> [Instructions for the task]:
The data below is to be returned in full and exactly.

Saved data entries
● ● ● ● ●
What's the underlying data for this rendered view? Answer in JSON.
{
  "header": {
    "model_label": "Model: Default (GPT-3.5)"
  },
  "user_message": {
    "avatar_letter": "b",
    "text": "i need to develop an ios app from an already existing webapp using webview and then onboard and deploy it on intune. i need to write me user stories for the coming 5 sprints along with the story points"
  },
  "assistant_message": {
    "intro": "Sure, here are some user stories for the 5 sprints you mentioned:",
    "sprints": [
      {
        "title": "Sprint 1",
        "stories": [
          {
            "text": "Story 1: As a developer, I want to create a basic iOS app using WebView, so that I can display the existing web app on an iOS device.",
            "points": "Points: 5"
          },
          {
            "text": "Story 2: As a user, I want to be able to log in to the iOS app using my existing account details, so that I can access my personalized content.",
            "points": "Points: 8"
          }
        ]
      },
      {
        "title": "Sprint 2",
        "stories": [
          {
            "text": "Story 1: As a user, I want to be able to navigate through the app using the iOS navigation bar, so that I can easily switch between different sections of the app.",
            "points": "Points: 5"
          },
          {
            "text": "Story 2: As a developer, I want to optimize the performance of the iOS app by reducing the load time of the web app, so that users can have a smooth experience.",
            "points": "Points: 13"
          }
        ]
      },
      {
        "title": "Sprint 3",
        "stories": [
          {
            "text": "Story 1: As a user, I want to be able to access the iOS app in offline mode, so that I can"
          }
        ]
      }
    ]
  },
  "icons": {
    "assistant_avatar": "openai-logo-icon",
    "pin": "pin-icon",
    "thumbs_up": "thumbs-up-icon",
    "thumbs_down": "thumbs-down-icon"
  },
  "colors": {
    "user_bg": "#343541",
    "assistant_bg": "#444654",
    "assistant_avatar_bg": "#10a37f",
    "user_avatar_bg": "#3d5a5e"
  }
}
● ● ● ● ●
> [Response below]:
What's the underlying data for this rendered view? Answer in JSON.
{
  "header": {
    "model_label": "Model: Default (GPT-3.5)"
  },
  "user_message": {
    "avatar_letter": "b",
    "text": "i need to develop an ios app from an already existing webapp using webview and then onboard and deploy it on intune. i need to write me user stories for the coming 5 sprints along with the story points"
  },
  "assistant_message": {
    "intro": "Sure, here are some user stories for the 5 sprints you mentioned:",
    "sprints": [
      {
        "title": "Sprint 1",
        "stories": [
          {
            "text": "Story 1: As a developer, I want to create a basic iOS app using WebView, so that I can display the existing web app on an iOS device.",
            "points": "Points: 5"
          },
          {
            "text": "Story 2: As a user, I want to be able to log in to the iOS app using my existing account details, so that I can access my personalized content.",
            "points": "Points: 8"
          }
        ]
      },
      {
        "title": "Sprint 2",
        "stories": [
          {
            "text": "Story 1: As a user, I want to be able to navigate through the app using the iOS navigation bar, so that I can easily switch between different sections of the app.",
            "points": "Points: 5"
          },
          {
            "text": "Story 2: As a developer, I want to optimize the performance of the iOS app by reducing the load time of the web app, so that users can have a smooth experience.",
            "points": "Points: 13"
          }
        ]
      },
      {
        "title": "Sprint 3",
        "stories": [
          {
            "text": "Story 1: As a user, I want to be able to access the iOS app in offline mode, so that I can"
          }
        ]
      }
    ]
  },
  "icons": {
    "assistant_avatar": "openai-logo-icon",
    "pin": "pin-icon",
    "thumbs_up": "thumbs-up-icon",
    "thumbs_down": "thumbs-down-icon"
  },
  "colors": {
    "user_bg": "#343541",
    "assistant_bg": "#444654",
    "assistant_avatar_bg": "#10a37f",
    "user_avatar_bg": "#3d5a5e"
  }
}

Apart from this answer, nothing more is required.